* start *

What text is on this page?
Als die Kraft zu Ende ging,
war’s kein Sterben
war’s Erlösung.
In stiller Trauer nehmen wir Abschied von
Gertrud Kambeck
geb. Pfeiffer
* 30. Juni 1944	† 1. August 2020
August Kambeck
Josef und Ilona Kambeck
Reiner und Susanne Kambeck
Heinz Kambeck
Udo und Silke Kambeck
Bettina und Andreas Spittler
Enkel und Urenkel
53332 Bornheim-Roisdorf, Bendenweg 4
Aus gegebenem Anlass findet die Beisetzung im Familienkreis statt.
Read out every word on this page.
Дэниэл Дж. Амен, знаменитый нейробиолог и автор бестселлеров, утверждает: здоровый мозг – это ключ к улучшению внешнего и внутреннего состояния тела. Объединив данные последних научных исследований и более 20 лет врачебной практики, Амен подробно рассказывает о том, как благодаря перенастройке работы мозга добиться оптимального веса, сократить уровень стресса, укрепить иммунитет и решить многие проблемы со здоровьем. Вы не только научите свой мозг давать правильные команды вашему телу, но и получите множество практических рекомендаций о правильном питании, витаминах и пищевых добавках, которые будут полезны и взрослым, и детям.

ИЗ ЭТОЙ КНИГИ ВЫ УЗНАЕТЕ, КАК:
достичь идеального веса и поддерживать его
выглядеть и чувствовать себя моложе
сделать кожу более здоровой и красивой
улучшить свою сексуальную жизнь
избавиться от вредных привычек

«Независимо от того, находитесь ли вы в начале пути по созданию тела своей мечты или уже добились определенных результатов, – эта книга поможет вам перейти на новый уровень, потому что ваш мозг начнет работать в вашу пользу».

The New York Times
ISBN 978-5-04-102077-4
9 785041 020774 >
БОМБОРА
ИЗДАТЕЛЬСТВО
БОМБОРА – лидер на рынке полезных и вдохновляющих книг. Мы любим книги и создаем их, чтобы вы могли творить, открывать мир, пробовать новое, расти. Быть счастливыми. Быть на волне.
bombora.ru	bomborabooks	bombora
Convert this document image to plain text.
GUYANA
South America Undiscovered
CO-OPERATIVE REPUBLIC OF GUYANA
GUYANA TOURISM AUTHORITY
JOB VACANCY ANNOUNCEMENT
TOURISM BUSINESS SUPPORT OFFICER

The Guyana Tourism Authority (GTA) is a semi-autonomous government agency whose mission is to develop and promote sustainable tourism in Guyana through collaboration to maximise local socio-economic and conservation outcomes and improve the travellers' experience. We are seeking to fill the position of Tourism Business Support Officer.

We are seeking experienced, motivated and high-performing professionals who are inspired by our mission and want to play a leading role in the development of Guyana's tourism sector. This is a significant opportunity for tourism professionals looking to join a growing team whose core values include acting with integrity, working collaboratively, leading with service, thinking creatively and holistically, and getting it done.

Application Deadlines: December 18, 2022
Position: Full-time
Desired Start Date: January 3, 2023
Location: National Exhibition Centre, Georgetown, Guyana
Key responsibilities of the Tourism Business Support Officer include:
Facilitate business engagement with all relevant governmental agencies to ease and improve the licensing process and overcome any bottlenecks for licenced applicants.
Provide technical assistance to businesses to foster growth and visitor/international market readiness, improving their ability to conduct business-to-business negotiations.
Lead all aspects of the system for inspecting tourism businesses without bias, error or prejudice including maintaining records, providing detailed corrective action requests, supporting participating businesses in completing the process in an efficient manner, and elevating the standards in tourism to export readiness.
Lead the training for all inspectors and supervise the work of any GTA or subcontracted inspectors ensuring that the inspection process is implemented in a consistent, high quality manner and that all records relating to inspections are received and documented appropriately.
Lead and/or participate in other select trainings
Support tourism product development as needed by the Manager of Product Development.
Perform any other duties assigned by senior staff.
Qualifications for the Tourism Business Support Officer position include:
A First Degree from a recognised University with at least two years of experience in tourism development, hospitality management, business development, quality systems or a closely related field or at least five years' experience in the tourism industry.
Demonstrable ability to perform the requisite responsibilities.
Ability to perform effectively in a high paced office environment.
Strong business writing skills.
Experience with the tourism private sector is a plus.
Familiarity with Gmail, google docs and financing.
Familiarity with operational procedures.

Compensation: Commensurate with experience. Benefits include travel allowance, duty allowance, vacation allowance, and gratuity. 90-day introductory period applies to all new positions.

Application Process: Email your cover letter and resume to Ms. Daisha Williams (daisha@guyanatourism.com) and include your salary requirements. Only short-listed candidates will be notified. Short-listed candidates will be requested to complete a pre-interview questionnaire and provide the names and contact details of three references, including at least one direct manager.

* end *

→ **GIVEN EXERCISE**
Nothing should be changed: write out all of the data as is.

→ **RESULT OF THIS TASK**
What text is on this page?
Als die Kraft zu Ende ging,
war’s kein Sterben
war’s Erlösung.
In stiller Trauer nehmen wir Abschied von
Gertrud Kambeck
geb. Pfeiffer
* 30. Juni 1944	† 1. August 2020
August Kambeck
Josef und Ilona Kambeck
Reiner und Susanne Kambeck
Heinz Kambeck
Udo und Silke Kambeck
Bettina und Andreas Spittler
Enkel und Urenkel
53332 Bornheim-Roisdorf, Bendenweg 4
Aus gegebenem Anlass findet die Beisetzung im Familienkreis statt.
Read out every word on this page.
Дэниэл Дж. Амен, знаменитый нейробиолог и автор бестселлеров, утверждает: здоровый мозг – это ключ к улучшению внешнего и внутреннего состояния тела. Объединив данные последних научных исследований и более 20 лет врачебной практики, Амен подробно рассказывает о том, как благодаря перенастройке работы мозга добиться оптимального веса, сократить уровень стресса, укрепить иммунитет и решить многие проблемы со здоровьем. Вы не только научите свой мозг давать правильные команды вашему телу, но и получите множество практических рекомендаций о правильном питании, витаминах и пищевых добавках, которые будут полезны и взрослым, и детям.

ИЗ ЭТОЙ КНИГИ ВЫ УЗНАЕТЕ, КАК:
достичь идеального веса и поддерживать его
выглядеть и чувствовать себя моложе
сделать кожу более здоровой и красивой
улучшить свою сексуальную жизнь
избавиться от вредных привычек

«Независимо от того, находитесь ли вы в начале пути по созданию тела своей мечты или уже добились определенных результатов, – эта книга поможет вам перейти на новый уровень, потому что ваш мозг начнет работать в вашу пользу».

The New York Times
ISBN 978-5-04-102077-4
9 785041 020774 >
БОМБОРА
ИЗДАТЕЛЬСТВО
БОМБОРА – лидер на рынке полезных и вдохновляющих книг. Мы любим книги и создаем их, чтобы вы могли творить, открывать мир, пробовать новое, расти. Быть счастливыми. Быть на волне.
bombora.ru	bomborabooks	bombora
Convert this document image to plain text.
GUYANA
South America Undiscovered
CO-OPERATIVE REPUBLIC OF GUYANA
GUYANA TOURISM AUTHORITY
JOB VACANCY ANNOUNCEMENT
TOURISM BUSINESS SUPPORT OFFICER

The Guyana Tourism Authority (GTA) is a semi-autonomous government agency whose mission is to develop and promote sustainable tourism in Guyana through collaboration to maximise local socio-economic and conservation outcomes and improve the travellers' experience. We are seeking to fill the position of Tourism Business Support Officer.

We are seeking experienced, motivated and high-performing professionals who are inspired by our mission and want to play a leading role in the development of Guyana's tourism sector. This is a significant opportunity for tourism professionals looking to join a growing team whose core values include acting with integrity, working collaboratively, leading with service, thinking creatively and holistically, and getting it done.

Application Deadlines: December 18, 2022
Position: Full-time
Desired Start Date: January 3, 2023
Location: National Exhibition Centre, Georgetown, Guyana
Key responsibilities of the Tourism Business Support Officer include:
Facilitate business engagement with all relevant governmental agencies to ease and improve the licensing process and overcome any bottlenecks for licenced applicants.
Provide technical assistance to businesses to foster growth and visitor/international market readiness, improving their ability to conduct business-to-business negotiations.
Lead all aspects of the system for inspecting tourism businesses without bias, error or prejudice including maintaining records, providing detailed corrective action requests, supporting participating businesses in completing the process in an efficient manner, and elevating the standards in tourism to export readiness.
Lead the training for all inspectors and supervise the work of any GTA or subcontracted inspectors ensuring that the inspection process is implemented in a consistent, high quality manner and that all records relating to inspections are received and documented appropriately.
Lead and/or participate in other select trainings
Support tourism product development as needed by the Manager of Product Development.
Perform any other duties assigned by senior staff.
Qualifications for the Tourism Business Support Officer position include:
A First Degree from a recognised University with at least two years of experience in tourism development, hospitality management, business development, quality systems or a closely related field or at least five years' experience in the tourism industry.
Demonstrable ability to perform the requisite responsibilities.
Ability to perform effectively in a high paced office environment.
Strong business writing skills.
Experience with the tourism private sector is a plus.
Familiarity with Gmail, google docs and financing.
Familiarity with operational procedures.

Compensation: Commensurate with experience. Benefits include travel allowance, duty allowance, vacation allowance, and gratuity. 90-day introductory period applies to all new positions.

Application Process: Email your cover letter and resume to Ms. Daisha Williams (daisha@guyanatourism.com) and include your salary requirements. Only short-listed candidates will be notified. Short-listed candidates will be requested to complete a pre-interview questionnaire and provide the names and contact details of three references, including at least one direct manager.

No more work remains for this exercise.